Every entry below should be transcribed exactly; pictures stay out of the copy.

== DATA FOR PROCESSING ==

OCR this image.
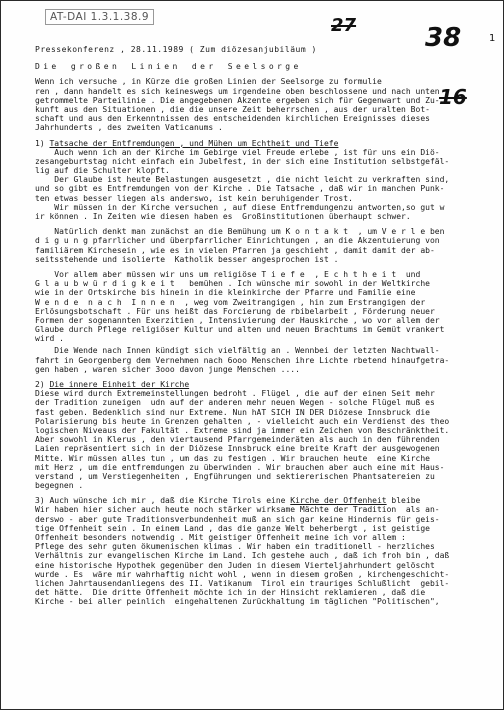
AT-DAI 1.3.1.38.9	27	38	1
16
Pressekonferenz , 28.11.1989 ( Zum diözesanjubiläum )
Die großen Linien der Seelsorge
Wenn ich versuche , in Kürze die großen Linien der Seelsorge zu formulie
ren , dann handelt es sich keineswegs um irgendeine oben beschlossene und nach unten
getrommelte Parteilinie . Die angegebenen Akzente ergeben sich für Gegenwart und Zu-
kunft aus den Situationen , die die unsere Zeit beherrschen , aus der uralten Bot-
schaft und aus den Erkenntnissen des entscheidenden kirchlichen Ereignisses dieses
Jahrhunderts , des zweiten Vaticanums .
1) Tatsache der Entfremdungen , und Mühen um Echtheit und Tiefe
Auch wenn ich an der Kirche im Gebirge viel Freude erlebe , ist für uns ein Diö-
zesangeburtstag nicht einfach ein Jubelfest, in der sich eine Institution selbstgefäl-
lig auf die Schulter klopft.
Der Glaube ist heute Belastungen ausgesetzt , die nicht leicht zu verkraften sind,
und so gibt es Entfremdungen von der Kirche . Die Tatsache , daß wir in manchen Punk-
ten etwas besser liegen als anderswo, ist kein beruhigender Trost.
Wir müssen in der Kirche versuchen , auf diese Entfremdungenzu antworten,so gut w
ir können . In Zeiten wie diesen haben es  Großinstitutionen überhaupt schwer.
Natürlich denkt man zunächst an die Bemühung um K o n t a k t  , um V e r l e ben
d i g u n g pfarrlicher und überpfarrlicher Einrichtungen , an die Akzentuierung von
familiärem Kirchesein , wie es in vielen Pfarren ja geschieht , damit damit der ab-
seitsstehende und isolierte  Katholik besser angesprochen ist .
Vor allem aber müssen wir uns um religiöse T i e f e  , E c h t h e i t  und
G l a u b w ü r d i g k e i t   bemühen . Ich wünsche mir sowohl in der Weltkirche
wie in der Ortskirche bis hinein in die kleinkirche der Pfarre und Familie eine
W e n d e  n a c h  I n n e n  , weg vom Zweitrangigen , hin zum Erstrangigen der
Erlösungsbotschaft . Für uns heißt das Forcierung de rbibelarbeit , Förderung neuer
Formen der sogenannten Exerzitien , Intensivierung der Hauskirche , wo vor allem der
Glaube durch Pflege religiöser Kultur und alten und neuen Brachtums im Gemüt vrankert
wird .
Die Wende nach Innen kündigt sich vielfältig an . Wennbei der letzten Nachtwall-
fahrt in Georgenberg dem Vernehmen nach 6ooo Menschen ihre Lichte rbetend hinaufgetra-
gen haben , waren sicher 3ooo davon junge Menschen ....
2) Die innere Einheit der Kirche
Diese wird durch Extremeinstellungen bedroht . Flügel , die auf der einen Seit mehr
der Tradition zuneigen  udn auf der anderen mehr neuen Wegen - solche Flügel muß es
fast geben. Bedenklich sind nur Extreme. Nun hAT SICH IN DER Diözese Innsbruck die
Polarisierung bis heute in Grenzen gehalten , - vielleicht auch ein Verdienst des theo
logischen Niveaus der Fakultät . Extreme sind ja immer ein Zeichen von Beschränktheit.
Aber sowohl in Klerus , den viertausend Pfarrgemeinderäten als auch in den führenden
Laien repräsentiert sich in der Diözese Innsbruck eine breite Kraft der ausgewogenen
Mitte. Wir müssen alles tun , um das zu festigen . Wir brauchen heute  eine Kirche
mit Herz , um die entfremdungen zu überwinden . Wir brauchen aber auch eine mit Haus-
verstand , um Verstiegenheiten , Engführungen und sektiererischen Phantsatereien zu
begegnen .
3) Auch wünsche ich mir , daß die Kirche Tirols eine Kirche der Offenheit bleibe
Wir haben hier sicher auch heute noch stärker wirksame Mächte der Tradition  als an-
derswo - aber gute Traditionsverbundenheit muß an sich gar keine Hindernis für geis-
tige Offenheit sein . In einem Land , das die ganze Welt beherbergt , ist geistige
Offenheit besonders notwendig . Mit geistiger Offenheit meine ich vor allem :
Pflege des sehr guten ökumenischen klimas . Wir haben ein traditionell - herzliches
Verhältnis zur evangelischen Kirche im Land. Ich gestehe auch , daß ich froh bin , daß
eine historische Hypothek gegenüber den Juden in diesem Vierteljahrhundert gelöscht
wurde . Es  wäre mir wahrhaftig nicht wohl , wenn in diesem großen , kirchengeschicht-
lichen Jahrtausendanliegens des II. Vatikanum  Tirol ein trauriges Schlußlicht  gebil-
det hätte.  Die dritte Offenheit möchte ich in der Hinsicht reklamieren , daß die
Kirche - bei aller peinlich  eingehaltenen Zurückhaltung im täglichen "Politischen",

===

THE RESPONSE:
OCR this image.
AT-DAI 1.3.1.38.9	27	38	1
16
Pressekonferenz , 28.11.1989 ( Zum diözesanjubiläum )
Die großen Linien der Seelsorge
Wenn ich versuche , in Kürze die großen Linien der Seelsorge zu formulie
ren , dann handelt es sich keineswegs um irgendeine oben beschlossene und nach unten
getrommelte Parteilinie . Die angegebenen Akzente ergeben sich für Gegenwart und Zu-
kunft aus den Situationen , die die unsere Zeit beherrschen , aus der uralten Bot-
schaft und aus den Erkenntnissen des entscheidenden kirchlichen Ereignisses dieses
Jahrhunderts , des zweiten Vaticanums .
1) Tatsache der Entfremdungen , und Mühen um Echtheit und Tiefe
Auch wenn ich an der Kirche im Gebirge viel Freude erlebe , ist für uns ein Diö-
zesangeburtstag nicht einfach ein Jubelfest, in der sich eine Institution selbstgefäl-
lig auf die Schulter klopft.
Der Glaube ist heute Belastungen ausgesetzt , die nicht leicht zu verkraften sind,
und so gibt es Entfremdungen von der Kirche . Die Tatsache , daß wir in manchen Punk-
ten etwas besser liegen als anderswo, ist kein beruhigender Trost.
Wir müssen in der Kirche versuchen , auf diese Entfremdungenzu antworten,so gut w
ir können . In Zeiten wie diesen haben es  Großinstitutionen überhaupt schwer.
Natürlich denkt man zunächst an die Bemühung um K o n t a k t  , um V e r l e ben
d i g u n g pfarrlicher und überpfarrlicher Einrichtungen , an die Akzentuierung von
familiärem Kirchesein , wie es in vielen Pfarren ja geschieht , damit damit der ab-
seitsstehende und isolierte  Katholik besser angesprochen ist .
Vor allem aber müssen wir uns um religiöse T i e f e  , E c h t h e i t  und
G l a u b w ü r d i g k e i t   bemühen . Ich wünsche mir sowohl in der Weltkirche
wie in der Ortskirche bis hinein in die kleinkirche der Pfarre und Familie eine
W e n d e  n a c h  I n n e n  , weg vom Zweitrangigen , hin zum Erstrangigen der
Erlösungsbotschaft . Für uns heißt das Forcierung de rbibelarbeit , Förderung neuer
Formen der sogenannten Exerzitien , Intensivierung der Hauskirche , wo vor allem der
Glaube durch Pflege religiöser Kultur und alten und neuen Brachtums im Gemüt vrankert
wird .
Die Wende nach Innen kündigt sich vielfältig an . Wennbei der letzten Nachtwall-
fahrt in Georgenberg dem Vernehmen nach 6ooo Menschen ihre Lichte rbetend hinaufgetra-
gen haben , waren sicher 3ooo davon junge Menschen ....
2) Die innere Einheit der Kirche
Diese wird durch Extremeinstellungen bedroht . Flügel , die auf der einen Seit mehr
der Tradition zuneigen  udn auf der anderen mehr neuen Wegen - solche Flügel muß es
fast geben. Bedenklich sind nur Extreme. Nun hAT SICH IN DER Diözese Innsbruck die
Polarisierung bis heute in Grenzen gehalten , - vielleicht auch ein Verdienst des theo
logischen Niveaus der Fakultät . Extreme sind ja immer ein Zeichen von Beschränktheit.
Aber sowohl in Klerus , den viertausend Pfarrgemeinderäten als auch in den führenden
Laien repräsentiert sich in der Diözese Innsbruck eine breite Kraft der ausgewogenen
Mitte. Wir müssen alles tun , um das zu festigen . Wir brauchen heute  eine Kirche
mit Herz , um die entfremdungen zu überwinden . Wir brauchen aber auch eine mit Haus-
verstand , um Verstiegenheiten , Engführungen und sektiererischen Phantsatereien zu
begegnen .
3) Auch wünsche ich mir , daß die Kirche Tirols eine Kirche der Offenheit bleibe
Wir haben hier sicher auch heute noch stärker wirksame Mächte der Tradition  als an-
derswo - aber gute Traditionsverbundenheit muß an sich gar keine Hindernis für geis-
tige Offenheit sein . In einem Land , das die ganze Welt beherbergt , ist geistige
Offenheit besonders notwendig . Mit geistiger Offenheit meine ich vor allem :
Pflege des sehr guten ökumenischen klimas . Wir haben ein traditionell - herzliches
Verhältnis zur evangelischen Kirche im Land. Ich gestehe auch , daß ich froh bin , daß
eine historische Hypothek gegenüber den Juden in diesem Vierteljahrhundert gelöscht
wurde . Es  wäre mir wahrhaftig nicht wohl , wenn in diesem großen , kirchengeschicht-
lichen Jahrtausendanliegens des II. Vatikanum  Tirol ein trauriges Schlußlicht  gebil-
det hätte.  Die dritte Offenheit möchte ich in der Hinsicht reklamieren , daß die
Kirche - bei aller peinlich  eingehaltenen Zurückhaltung im täglichen "Politischen",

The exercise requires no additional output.